Problem statement: Wherever the string "property" appears in the listing, copy that line.

======== Provided material ========

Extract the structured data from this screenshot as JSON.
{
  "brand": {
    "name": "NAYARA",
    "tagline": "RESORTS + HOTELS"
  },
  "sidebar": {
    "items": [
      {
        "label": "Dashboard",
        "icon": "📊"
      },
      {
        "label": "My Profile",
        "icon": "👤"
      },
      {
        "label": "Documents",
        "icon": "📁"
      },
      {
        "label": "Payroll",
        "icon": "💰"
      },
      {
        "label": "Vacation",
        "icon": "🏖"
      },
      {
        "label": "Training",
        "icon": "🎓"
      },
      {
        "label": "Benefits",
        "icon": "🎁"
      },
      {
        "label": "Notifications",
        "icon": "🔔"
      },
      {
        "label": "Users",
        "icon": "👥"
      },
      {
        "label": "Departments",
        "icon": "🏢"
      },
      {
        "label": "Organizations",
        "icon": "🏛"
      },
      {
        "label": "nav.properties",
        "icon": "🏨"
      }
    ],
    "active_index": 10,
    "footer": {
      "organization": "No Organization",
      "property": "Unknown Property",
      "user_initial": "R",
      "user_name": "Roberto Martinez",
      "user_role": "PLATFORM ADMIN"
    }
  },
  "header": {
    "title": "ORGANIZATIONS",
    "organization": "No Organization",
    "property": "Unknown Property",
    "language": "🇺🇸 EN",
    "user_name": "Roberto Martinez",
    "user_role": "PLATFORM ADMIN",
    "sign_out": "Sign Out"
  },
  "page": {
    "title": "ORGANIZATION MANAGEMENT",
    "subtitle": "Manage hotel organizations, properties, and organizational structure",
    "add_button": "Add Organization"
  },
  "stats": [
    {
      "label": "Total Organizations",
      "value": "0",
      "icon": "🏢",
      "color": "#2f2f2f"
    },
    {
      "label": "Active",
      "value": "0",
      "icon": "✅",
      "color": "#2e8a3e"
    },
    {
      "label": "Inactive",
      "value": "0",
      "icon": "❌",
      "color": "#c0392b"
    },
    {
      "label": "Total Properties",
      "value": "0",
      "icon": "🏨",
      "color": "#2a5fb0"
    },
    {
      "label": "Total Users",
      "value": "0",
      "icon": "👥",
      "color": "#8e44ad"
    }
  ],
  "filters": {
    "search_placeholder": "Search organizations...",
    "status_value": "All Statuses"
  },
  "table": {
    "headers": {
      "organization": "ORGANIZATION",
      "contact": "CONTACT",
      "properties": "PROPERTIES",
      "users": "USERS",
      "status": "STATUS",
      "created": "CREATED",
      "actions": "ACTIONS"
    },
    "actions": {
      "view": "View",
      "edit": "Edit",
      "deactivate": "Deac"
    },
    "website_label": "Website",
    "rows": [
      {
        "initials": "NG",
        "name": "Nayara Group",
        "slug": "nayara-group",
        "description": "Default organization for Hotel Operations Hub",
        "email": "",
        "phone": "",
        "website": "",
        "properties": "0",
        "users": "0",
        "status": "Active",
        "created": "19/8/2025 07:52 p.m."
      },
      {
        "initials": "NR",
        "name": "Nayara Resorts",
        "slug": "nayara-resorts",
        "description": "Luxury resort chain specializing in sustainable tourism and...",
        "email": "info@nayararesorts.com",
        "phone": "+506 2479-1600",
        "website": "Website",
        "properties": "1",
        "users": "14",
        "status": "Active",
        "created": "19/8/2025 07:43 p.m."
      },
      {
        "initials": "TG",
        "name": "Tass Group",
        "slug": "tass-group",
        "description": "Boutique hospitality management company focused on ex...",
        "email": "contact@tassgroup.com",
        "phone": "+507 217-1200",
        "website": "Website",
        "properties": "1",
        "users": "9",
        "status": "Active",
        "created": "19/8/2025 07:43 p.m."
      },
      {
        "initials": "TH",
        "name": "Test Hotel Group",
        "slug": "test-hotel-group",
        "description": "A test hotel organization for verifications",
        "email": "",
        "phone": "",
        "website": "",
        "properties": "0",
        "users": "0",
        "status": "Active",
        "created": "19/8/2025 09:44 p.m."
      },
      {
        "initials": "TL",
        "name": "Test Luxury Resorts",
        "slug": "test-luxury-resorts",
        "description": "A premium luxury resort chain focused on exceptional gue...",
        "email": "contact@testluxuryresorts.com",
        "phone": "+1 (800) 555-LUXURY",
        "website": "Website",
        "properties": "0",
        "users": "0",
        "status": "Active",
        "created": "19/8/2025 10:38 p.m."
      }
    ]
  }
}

========

Expected answer:
      "property": "Unknown Property",
    "property": "Unknown Property",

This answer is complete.